PAGE TEXT:
+ + + + + + +

AMD CPU speculation... and expert conjecture

Page 736 - Seeking answers? Join the Tom's Hardware community: where nearly two million members share solutions and discuss the latest tech.
Status
Not open for further replies.

jdwii

Splendid

Stop killing the messenger he is nothing more then repeating what some people in the leading industry have been saying.
 


People like us by new dGPUs. The majority of people keep their aged PCs about a decade too long, then buy a new one.

dGPUs are going to be squeezed by APUs, since the low end market where most of those sales are going to get eaten up.
 
In regards to ICC, unless you have an app this is EXTRAORDINARILY sensitive to performance, no one uses it. MSVC is king on Windows, GCC is king elsewhere (though LLVM is going to displace it; it's a much better development environment). I've used ICC once, and it was on a project that actually cares about 5% performance gains.

+ + + + + + +

Spatial layout data
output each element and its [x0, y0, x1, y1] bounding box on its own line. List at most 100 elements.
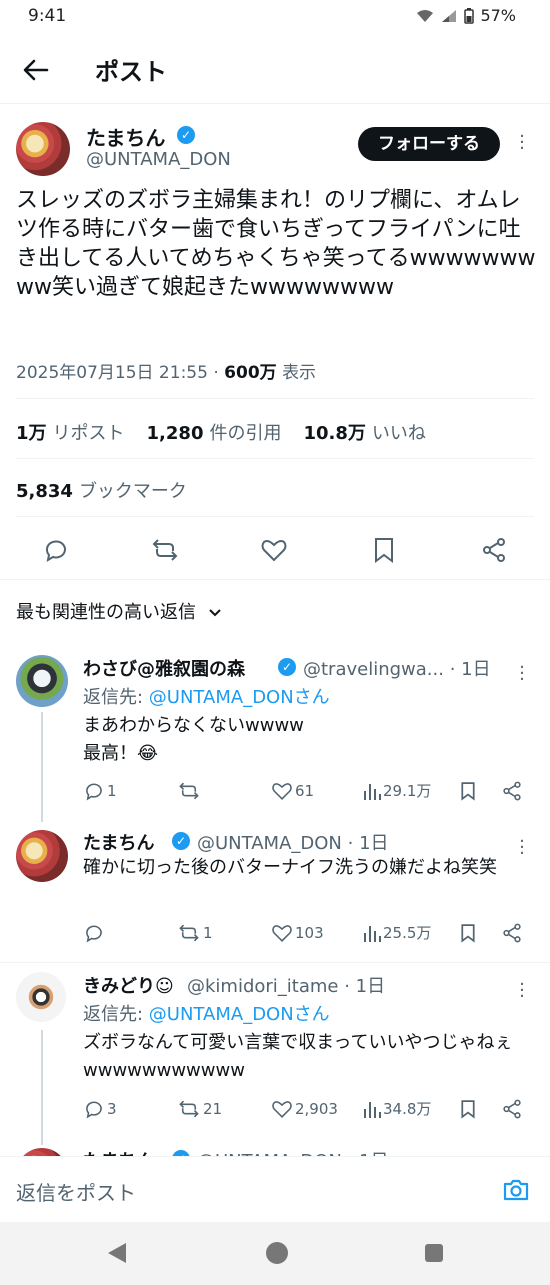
bookmark-stat[interactable]: 5,834 ブックマーク [16, 477, 187, 503]
reply-avatar[interactable] [16, 655, 68, 707]
signal-icon [442, 9, 457, 22]
bookmark-icon[interactable] [458, 922, 478, 944]
arrow-left-icon [23, 59, 49, 81]
status-bar: 9:41 57% [0, 0, 550, 34]
author-avatar[interactable] [16, 122, 70, 176]
bookmark-label: ブックマーク [78, 481, 187, 502]
reply-handle[interactable]: @travelingwa... [303, 659, 444, 680]
replying-to: 返信先: @UNTAMA_DONさん [83, 683, 330, 709]
follow-button[interactable]: フォローする [358, 127, 500, 161]
author-name[interactable]: たまちん [86, 122, 165, 151]
battery-level: 57% [480, 6, 516, 25]
nav-home-icon[interactable] [266, 1242, 288, 1264]
like-count: 103 [295, 924, 324, 942]
reply-sort-dropdown[interactable]: 最も関連性の高い返信 [16, 598, 222, 624]
reply-icon [86, 1101, 102, 1119]
repost-icon [179, 1100, 199, 1118]
bookmark-icon[interactable] [458, 1098, 478, 1120]
repost-count: 1万 [16, 423, 47, 444]
reply-count: 1 [107, 782, 117, 800]
reply-composer[interactable]: 返信をポスト [0, 1156, 550, 1222]
analytics-icon [364, 925, 381, 942]
bookmark-stats[interactable]: 5,834 ブックマーク [16, 477, 187, 503]
more-options-icon[interactable]: · · · [517, 659, 527, 689]
reply-button[interactable]: 1 [83, 780, 117, 802]
reply-handle[interactable]: @UNTAMA_DON [197, 833, 342, 854]
replying-prefix: 返信先: [83, 687, 149, 708]
like-button[interactable]: 2,903 [271, 1098, 338, 1120]
view-count: 34.8万 [383, 1100, 432, 1118]
quote-stat[interactable]: 1,280 件の引用 [147, 419, 282, 445]
nav-back-icon[interactable] [108, 1243, 126, 1263]
reply-action-bar: 1 103 25.5万 [83, 922, 523, 950]
verified-badge-icon: ✓ [172, 832, 190, 850]
repost-button[interactable]: 1 [177, 922, 213, 944]
bookmark-icon[interactable] [458, 780, 478, 802]
quote-count: 1,280 [146, 423, 204, 444]
reply-avatar[interactable] [16, 830, 68, 882]
tweet-datetime[interactable]: 2025年07月15日 21:55 [16, 363, 208, 383]
repost-count: 21 [203, 1100, 223, 1118]
reply-author-name[interactable]: たまちん [83, 829, 154, 855]
more-options-icon[interactable]: · · · [517, 128, 527, 158]
share-icon[interactable] [501, 922, 523, 944]
analytics-icon [364, 783, 381, 800]
back-button[interactable] [18, 52, 54, 88]
thread-line [41, 1030, 43, 1145]
author-handle[interactable]: @UNTAMA_DON [86, 149, 231, 170]
views-button[interactable]: 25.5万 [363, 922, 431, 943]
like-icon [272, 1101, 292, 1118]
more-options-icon[interactable]: · · · [517, 976, 527, 1006]
reply-count: 3 [107, 1100, 117, 1118]
reply-avatar[interactable] [16, 972, 66, 1022]
reply-meta: @kimidori_itame · 1日 [187, 976, 386, 997]
reply-icon[interactable] [42, 536, 70, 564]
reply-handle[interactable]: @kimidori_itame [187, 976, 339, 997]
view-count: 25.5万 [383, 924, 432, 942]
repost-icon [179, 782, 199, 800]
camera-icon[interactable] [502, 1176, 530, 1204]
reply-author-name[interactable]: わさび@雅叙園の森 [83, 655, 245, 681]
app-header: ポスト [0, 34, 550, 104]
like-label: いいね [371, 423, 426, 444]
replying-to-link[interactable]: @UNTAMA_DONさん [149, 687, 330, 708]
reply-icon [86, 925, 102, 943]
bookmark-icon[interactable] [370, 536, 398, 564]
reply-input[interactable]: 返信をポスト [16, 1177, 136, 1206]
view-count: 29.1万 [383, 782, 432, 800]
share-icon[interactable] [480, 536, 508, 564]
page-title: ポスト [95, 58, 167, 86]
sort-label: 最も関連性の高い返信 [16, 602, 196, 623]
repost-icon[interactable] [151, 536, 179, 564]
verified-badge-icon: ✓ [278, 658, 296, 676]
status-time: 9:41 [28, 6, 67, 26]
engagement-stats: 1万 リポスト 1,280 件の引用 10.8万 いいね [16, 419, 426, 445]
share-icon[interactable] [501, 780, 523, 802]
repost-stat[interactable]: 1万 リポスト [16, 419, 125, 445]
reply-text: まあわからなくないwwww 最高！😂 [83, 715, 304, 764]
like-stat[interactable]: 10.8万 いいね [303, 419, 425, 445]
replying-to-link[interactable]: @UNTAMA_DONさん [149, 1004, 330, 1025]
like-icon [272, 925, 292, 942]
like-icon[interactable] [260, 536, 288, 564]
reply-action-bar: 3 21 2,903 34.8万 [83, 1098, 523, 1126]
like-button[interactable]: 61 [271, 780, 314, 802]
like-icon [272, 783, 292, 800]
reply-button[interactable]: 3 [83, 1098, 117, 1120]
repost-button[interactable] [177, 780, 203, 802]
repost-button[interactable]: 21 [177, 1098, 222, 1120]
reply-button[interactable] [83, 922, 107, 944]
views-button[interactable]: 29.1万 [363, 780, 431, 801]
views-button[interactable]: 34.8万 [363, 1098, 431, 1119]
analytics-icon [364, 1101, 381, 1118]
share-icon[interactable] [501, 1098, 523, 1120]
reply-time: 1日 [461, 659, 491, 680]
like-button[interactable]: 103 [271, 922, 324, 944]
reply-meta: @travelingwa... · 1日 [303, 659, 491, 680]
reply-author-name[interactable]: きみどり☺ [83, 972, 174, 998]
repost-icon [179, 924, 199, 942]
divider [16, 516, 534, 517]
bookmark-count: 5,834 [16, 481, 73, 502]
nav-recents-icon[interactable] [425, 1244, 443, 1262]
tweet-meta: 2025年07月15日 21:55 · 600万 表示 [16, 358, 316, 383]
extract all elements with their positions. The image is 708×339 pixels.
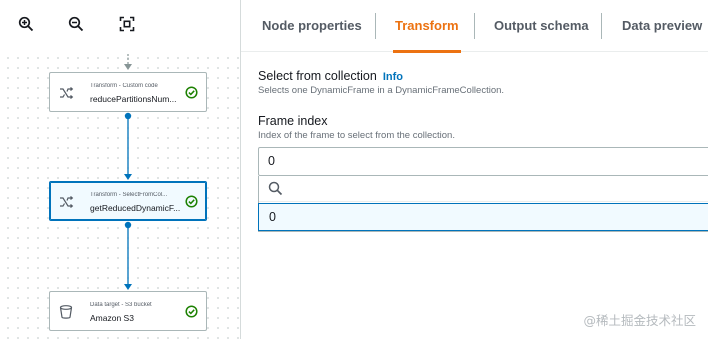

+ + + + + + +

TASK REQUIREMENTS:
1. Rewrite the thread starting at "People like us" and ending at "5% performance gains.", swapping "APUs" for "integrated graphics".
2. Name every compiler mentioned in the thread.

SOLUTIONS:
1.
People like us by new dGPUs. The majority of people keep their aged PCs about a decade too long, then buy a new one.

dGPUs are going to be squeezed by integrated graphics, since the low end market where most of those sales are going to get eaten up.
 
In regards to ICC, unless you have an app this is EXTRAORDINARILY sensitive to performance, no one uses it. MSVC is king on Windows, GCC is king elsewhere (though LLVM is going to displace it; it's a much better development environment). I've used ICC once, and it was on a project that actually cares about 5% performance gains.

2. ICC, MSVC, GCC, LLVM